◆ **Saved entries**:
◇ ◇ ◇ ◇ ◇ ◇ ◇
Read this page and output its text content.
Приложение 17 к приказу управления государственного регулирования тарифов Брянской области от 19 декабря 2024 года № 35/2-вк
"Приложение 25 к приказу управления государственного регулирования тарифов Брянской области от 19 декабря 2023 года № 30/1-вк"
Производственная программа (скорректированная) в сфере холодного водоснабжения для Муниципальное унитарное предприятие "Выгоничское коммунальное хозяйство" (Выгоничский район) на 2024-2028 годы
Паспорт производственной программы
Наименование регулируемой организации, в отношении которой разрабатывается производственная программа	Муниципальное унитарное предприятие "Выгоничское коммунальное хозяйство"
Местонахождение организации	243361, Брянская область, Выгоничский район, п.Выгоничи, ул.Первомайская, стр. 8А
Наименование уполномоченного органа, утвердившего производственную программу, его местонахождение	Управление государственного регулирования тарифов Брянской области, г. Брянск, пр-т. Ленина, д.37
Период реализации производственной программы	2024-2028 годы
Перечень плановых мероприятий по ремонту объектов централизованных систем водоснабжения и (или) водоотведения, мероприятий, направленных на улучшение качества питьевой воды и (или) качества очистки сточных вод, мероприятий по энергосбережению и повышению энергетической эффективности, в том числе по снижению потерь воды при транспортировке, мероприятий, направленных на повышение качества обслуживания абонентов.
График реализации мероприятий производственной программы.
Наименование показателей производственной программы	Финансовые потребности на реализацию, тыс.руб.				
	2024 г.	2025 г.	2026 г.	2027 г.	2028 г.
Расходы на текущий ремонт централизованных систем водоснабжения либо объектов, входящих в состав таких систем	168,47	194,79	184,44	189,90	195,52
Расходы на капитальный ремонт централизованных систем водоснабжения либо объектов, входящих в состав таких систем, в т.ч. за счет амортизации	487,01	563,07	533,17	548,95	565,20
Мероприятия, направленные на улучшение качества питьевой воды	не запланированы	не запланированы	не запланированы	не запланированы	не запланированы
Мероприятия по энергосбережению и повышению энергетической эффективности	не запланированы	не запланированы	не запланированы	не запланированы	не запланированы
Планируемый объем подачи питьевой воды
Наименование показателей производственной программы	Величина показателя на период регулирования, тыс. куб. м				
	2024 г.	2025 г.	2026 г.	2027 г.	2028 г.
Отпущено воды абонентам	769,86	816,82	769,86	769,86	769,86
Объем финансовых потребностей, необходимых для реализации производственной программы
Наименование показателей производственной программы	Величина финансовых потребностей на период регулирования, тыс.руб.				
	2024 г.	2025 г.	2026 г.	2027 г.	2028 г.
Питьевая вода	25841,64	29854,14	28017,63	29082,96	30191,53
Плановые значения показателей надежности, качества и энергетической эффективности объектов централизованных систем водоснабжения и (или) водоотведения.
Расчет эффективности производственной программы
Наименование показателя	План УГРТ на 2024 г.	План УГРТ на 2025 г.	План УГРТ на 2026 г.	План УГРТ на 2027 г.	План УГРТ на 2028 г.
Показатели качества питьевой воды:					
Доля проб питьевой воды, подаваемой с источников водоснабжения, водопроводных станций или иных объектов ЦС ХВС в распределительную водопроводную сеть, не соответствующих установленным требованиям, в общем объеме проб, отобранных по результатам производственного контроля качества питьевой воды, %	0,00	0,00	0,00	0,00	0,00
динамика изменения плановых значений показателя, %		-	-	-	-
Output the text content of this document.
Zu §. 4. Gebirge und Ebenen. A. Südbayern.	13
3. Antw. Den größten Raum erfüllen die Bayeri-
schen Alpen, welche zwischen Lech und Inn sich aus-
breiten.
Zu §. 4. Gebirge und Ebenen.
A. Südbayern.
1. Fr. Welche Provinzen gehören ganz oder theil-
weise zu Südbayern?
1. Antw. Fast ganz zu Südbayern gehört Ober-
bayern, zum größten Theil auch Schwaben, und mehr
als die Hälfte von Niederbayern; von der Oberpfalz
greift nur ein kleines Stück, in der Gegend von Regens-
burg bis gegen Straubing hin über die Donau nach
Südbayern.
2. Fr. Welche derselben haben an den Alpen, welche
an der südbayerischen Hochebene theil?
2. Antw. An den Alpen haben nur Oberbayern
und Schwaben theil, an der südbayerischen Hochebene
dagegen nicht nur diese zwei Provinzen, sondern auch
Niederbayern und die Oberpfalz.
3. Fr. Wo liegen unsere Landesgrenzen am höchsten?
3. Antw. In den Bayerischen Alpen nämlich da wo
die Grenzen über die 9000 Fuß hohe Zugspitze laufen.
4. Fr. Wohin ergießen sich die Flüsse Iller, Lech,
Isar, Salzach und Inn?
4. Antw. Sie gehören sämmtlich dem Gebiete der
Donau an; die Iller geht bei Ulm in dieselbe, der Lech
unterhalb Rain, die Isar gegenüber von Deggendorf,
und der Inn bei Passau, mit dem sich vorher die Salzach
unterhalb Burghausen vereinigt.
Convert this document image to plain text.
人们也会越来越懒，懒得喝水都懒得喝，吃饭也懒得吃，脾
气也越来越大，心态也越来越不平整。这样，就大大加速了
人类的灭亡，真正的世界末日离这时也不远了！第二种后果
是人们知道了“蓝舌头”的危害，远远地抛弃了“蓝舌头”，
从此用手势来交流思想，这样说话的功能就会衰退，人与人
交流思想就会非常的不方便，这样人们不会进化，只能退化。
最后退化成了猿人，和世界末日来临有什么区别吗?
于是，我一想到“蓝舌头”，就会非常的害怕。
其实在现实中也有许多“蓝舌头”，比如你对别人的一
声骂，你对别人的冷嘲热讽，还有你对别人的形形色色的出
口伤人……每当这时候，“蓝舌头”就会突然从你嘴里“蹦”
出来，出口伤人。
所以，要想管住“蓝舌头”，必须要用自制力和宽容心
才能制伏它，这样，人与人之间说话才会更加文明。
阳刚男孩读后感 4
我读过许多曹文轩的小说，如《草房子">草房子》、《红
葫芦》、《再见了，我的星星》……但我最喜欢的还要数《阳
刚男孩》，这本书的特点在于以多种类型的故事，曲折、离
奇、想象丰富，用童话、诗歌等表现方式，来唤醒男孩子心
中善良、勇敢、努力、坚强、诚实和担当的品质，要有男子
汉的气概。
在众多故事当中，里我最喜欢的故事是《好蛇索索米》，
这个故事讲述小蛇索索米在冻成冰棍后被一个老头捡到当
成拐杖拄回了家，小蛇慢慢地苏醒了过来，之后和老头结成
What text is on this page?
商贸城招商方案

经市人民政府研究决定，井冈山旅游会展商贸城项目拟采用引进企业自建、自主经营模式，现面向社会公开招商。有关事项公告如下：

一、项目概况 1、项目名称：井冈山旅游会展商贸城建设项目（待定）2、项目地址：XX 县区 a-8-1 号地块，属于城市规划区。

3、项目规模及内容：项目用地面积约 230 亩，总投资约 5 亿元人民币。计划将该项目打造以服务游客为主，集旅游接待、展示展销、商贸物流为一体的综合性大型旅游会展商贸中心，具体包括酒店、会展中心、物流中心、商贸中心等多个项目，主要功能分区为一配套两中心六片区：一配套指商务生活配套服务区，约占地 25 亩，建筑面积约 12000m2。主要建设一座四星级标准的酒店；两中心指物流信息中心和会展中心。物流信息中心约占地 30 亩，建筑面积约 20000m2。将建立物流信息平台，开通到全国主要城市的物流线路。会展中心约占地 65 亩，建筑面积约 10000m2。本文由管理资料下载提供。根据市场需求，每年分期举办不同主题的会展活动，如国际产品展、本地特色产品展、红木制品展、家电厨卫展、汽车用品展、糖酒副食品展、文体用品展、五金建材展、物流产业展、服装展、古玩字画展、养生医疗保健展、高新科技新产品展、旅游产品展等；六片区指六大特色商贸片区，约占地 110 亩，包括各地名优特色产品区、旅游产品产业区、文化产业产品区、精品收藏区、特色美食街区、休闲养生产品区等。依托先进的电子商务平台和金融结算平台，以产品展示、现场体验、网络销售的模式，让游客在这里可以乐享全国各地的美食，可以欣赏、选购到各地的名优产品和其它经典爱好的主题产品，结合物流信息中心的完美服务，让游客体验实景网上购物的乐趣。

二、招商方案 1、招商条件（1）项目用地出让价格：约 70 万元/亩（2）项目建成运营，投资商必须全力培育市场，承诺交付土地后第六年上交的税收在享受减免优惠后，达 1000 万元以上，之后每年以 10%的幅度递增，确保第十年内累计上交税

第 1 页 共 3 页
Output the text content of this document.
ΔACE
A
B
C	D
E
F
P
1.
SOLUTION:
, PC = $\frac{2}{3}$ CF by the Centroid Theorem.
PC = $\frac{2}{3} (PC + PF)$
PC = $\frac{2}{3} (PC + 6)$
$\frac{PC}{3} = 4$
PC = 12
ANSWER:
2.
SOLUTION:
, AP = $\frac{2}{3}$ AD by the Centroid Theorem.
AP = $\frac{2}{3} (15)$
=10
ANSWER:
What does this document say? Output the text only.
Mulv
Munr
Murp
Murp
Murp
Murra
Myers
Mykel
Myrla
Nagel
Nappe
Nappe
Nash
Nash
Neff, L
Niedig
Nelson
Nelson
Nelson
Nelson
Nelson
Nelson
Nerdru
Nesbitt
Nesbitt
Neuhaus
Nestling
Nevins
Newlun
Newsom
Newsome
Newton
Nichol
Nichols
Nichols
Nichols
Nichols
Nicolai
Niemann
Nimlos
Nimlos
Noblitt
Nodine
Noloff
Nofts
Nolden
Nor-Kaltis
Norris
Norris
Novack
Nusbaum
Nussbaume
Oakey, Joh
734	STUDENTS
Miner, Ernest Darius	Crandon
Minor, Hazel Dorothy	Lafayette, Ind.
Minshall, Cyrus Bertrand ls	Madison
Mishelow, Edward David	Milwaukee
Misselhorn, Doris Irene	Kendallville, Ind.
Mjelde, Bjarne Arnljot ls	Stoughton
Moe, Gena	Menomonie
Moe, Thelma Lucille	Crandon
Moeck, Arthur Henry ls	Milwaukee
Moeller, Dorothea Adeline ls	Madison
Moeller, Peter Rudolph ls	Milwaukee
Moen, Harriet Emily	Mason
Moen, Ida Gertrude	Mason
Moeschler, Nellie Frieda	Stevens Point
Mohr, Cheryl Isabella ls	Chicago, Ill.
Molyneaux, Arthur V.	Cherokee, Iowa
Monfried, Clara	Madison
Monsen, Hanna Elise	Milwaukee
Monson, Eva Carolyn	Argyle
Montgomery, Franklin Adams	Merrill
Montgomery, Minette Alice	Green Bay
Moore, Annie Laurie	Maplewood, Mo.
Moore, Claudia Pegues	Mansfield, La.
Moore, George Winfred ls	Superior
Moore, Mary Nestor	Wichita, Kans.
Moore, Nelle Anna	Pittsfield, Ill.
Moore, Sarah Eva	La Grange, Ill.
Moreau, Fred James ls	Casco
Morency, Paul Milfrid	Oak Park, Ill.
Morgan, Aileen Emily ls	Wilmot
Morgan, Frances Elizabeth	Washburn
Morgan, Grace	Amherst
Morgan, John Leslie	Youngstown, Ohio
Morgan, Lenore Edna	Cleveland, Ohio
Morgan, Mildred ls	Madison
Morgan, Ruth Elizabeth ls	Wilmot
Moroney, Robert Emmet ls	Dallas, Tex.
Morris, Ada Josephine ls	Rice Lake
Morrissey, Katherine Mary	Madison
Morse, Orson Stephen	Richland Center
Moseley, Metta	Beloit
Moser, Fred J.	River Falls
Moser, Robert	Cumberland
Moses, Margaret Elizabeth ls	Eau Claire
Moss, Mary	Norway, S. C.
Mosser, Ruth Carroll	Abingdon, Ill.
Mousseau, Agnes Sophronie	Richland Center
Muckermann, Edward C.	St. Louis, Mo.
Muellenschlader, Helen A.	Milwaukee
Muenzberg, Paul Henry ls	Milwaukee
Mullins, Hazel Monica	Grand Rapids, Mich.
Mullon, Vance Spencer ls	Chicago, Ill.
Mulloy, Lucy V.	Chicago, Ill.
◇ ◇ ◇ ◇ ◇ ◇ ◇
◆ **INSTRUCTIONS FOR THE TASK**: Scan the material line by line and report each one that contains "Hazel".

◆ **EXPECTED OUTPUT**:
Minor, Hazel Dorothy	Lafayette, Ind.
Mullins, Hazel Monica	Grand Rapids, Mich.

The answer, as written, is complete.